▶ **Task to carry out**
Reproduce all entries precisely as they are written.

▶ **The input**

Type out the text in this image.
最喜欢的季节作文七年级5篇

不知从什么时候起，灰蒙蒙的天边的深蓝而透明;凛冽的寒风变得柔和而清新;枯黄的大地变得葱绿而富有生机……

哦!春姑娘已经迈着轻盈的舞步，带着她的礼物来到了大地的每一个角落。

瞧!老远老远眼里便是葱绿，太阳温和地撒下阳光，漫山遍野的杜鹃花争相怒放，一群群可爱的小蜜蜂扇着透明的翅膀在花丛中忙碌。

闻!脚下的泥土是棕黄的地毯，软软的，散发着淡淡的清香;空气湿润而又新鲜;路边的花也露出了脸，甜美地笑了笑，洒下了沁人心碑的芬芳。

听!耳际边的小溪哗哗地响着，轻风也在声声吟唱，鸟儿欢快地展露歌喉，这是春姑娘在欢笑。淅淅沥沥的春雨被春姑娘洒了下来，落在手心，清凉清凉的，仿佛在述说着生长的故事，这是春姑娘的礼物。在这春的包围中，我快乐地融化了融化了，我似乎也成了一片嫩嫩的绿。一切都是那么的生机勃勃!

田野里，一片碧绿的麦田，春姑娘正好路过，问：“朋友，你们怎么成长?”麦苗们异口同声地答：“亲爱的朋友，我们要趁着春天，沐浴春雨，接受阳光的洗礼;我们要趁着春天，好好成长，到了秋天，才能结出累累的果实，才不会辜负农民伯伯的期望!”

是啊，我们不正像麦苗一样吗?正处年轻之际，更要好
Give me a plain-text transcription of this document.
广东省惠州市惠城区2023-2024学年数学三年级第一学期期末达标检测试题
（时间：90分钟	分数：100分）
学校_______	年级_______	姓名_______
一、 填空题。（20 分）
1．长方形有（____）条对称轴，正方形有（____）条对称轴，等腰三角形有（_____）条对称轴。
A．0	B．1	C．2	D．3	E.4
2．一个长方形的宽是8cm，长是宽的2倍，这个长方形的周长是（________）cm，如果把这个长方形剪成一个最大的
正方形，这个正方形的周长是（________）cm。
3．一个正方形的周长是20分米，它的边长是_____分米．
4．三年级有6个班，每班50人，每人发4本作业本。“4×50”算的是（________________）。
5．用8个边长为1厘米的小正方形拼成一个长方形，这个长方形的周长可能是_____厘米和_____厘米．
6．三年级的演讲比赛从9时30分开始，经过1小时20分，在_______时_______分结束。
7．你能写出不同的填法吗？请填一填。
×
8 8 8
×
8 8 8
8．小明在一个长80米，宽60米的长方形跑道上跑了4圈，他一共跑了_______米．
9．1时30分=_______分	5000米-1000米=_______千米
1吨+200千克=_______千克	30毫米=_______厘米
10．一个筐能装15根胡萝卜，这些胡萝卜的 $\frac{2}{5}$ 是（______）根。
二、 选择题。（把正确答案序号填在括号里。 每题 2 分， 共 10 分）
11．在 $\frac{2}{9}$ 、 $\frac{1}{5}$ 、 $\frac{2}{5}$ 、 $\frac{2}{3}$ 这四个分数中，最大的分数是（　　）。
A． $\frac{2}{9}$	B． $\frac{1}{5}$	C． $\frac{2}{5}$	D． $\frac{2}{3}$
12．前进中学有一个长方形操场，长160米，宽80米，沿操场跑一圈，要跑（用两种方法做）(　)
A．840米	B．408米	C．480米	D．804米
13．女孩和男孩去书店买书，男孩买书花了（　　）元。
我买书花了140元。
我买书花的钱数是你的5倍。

▶ **Result of the task**
Type out the text in this image.
最喜欢的季节作文七年级5篇

不知从什么时候起，灰蒙蒙的天边的深蓝而透明;凛冽的寒风变得柔和而清新;枯黄的大地变得葱绿而富有生机……

哦!春姑娘已经迈着轻盈的舞步，带着她的礼物来到了大地的每一个角落。

瞧!老远老远眼里便是葱绿，太阳温和地撒下阳光，漫山遍野的杜鹃花争相怒放，一群群可爱的小蜜蜂扇着透明的翅膀在花丛中忙碌。

闻!脚下的泥土是棕黄的地毯，软软的，散发着淡淡的清香;空气湿润而又新鲜;路边的花也露出了脸，甜美地笑了笑，洒下了沁人心碑的芬芳。

听!耳际边的小溪哗哗地响着，轻风也在声声吟唱，鸟儿欢快地展露歌喉，这是春姑娘在欢笑。淅淅沥沥的春雨被春姑娘洒了下来，落在手心，清凉清凉的，仿佛在述说着生长的故事，这是春姑娘的礼物。在这春的包围中，我快乐地融化了融化了，我似乎也成了一片嫩嫩的绿。一切都是那么的生机勃勃!

田野里，一片碧绿的麦田，春姑娘正好路过，问：“朋友，你们怎么成长?”麦苗们异口同声地答：“亲爱的朋友，我们要趁着春天，沐浴春雨，接受阳光的洗礼;我们要趁着春天，好好成长，到了秋天，才能结出累累的果实，才不会辜负农民伯伯的期望!”

是啊，我们不正像麦苗一样吗?正处年轻之际，更要好
Give me a plain-text transcription of this document.
广东省惠州市惠城区2023-2024学年数学三年级第一学期期末达标检测试题
（时间：90分钟	分数：100分）
学校_______	年级_______	姓名_______
一、 填空题。（20 分）
1．长方形有（____）条对称轴，正方形有（____）条对称轴，等腰三角形有（_____）条对称轴。
A．0	B．1	C．2	D．3	E.4
2．一个长方形的宽是8cm，长是宽的2倍，这个长方形的周长是（________）cm，如果把这个长方形剪成一个最大的
正方形，这个正方形的周长是（________）cm。
3．一个正方形的周长是20分米，它的边长是_____分米．
4．三年级有6个班，每班50人，每人发4本作业本。“4×50”算的是（________________）。
5．用8个边长为1厘米的小正方形拼成一个长方形，这个长方形的周长可能是_____厘米和_____厘米．
6．三年级的演讲比赛从9时30分开始，经过1小时20分，在_______时_______分结束。
7．你能写出不同的填法吗？请填一填。
×
8 8 8
×
8 8 8
8．小明在一个长80米，宽60米的长方形跑道上跑了4圈，他一共跑了_______米．
9．1时30分=_______分	5000米-1000米=_______千米
1吨+200千克=_______千克	30毫米=_______厘米
10．一个筐能装15根胡萝卜，这些胡萝卜的 $\frac{2}{5}$ 是（______）根。
二、 选择题。（把正确答案序号填在括号里。 每题 2 分， 共 10 分）
11．在 $\frac{2}{9}$ 、 $\frac{1}{5}$ 、 $\frac{2}{5}$ 、 $\frac{2}{3}$ 这四个分数中，最大的分数是（　　）。
A． $\frac{2}{9}$	B． $\frac{1}{5}$	C． $\frac{2}{5}$	D． $\frac{2}{3}$
12．前进中学有一个长方形操场，长160米，宽80米，沿操场跑一圈，要跑（用两种方法做）(　)
A．840米	B．408米	C．480米	D．804米
13．女孩和男孩去书店买书，男孩买书花了（　　）元。
我买书花了140元。
我买书花的钱数是你的5倍。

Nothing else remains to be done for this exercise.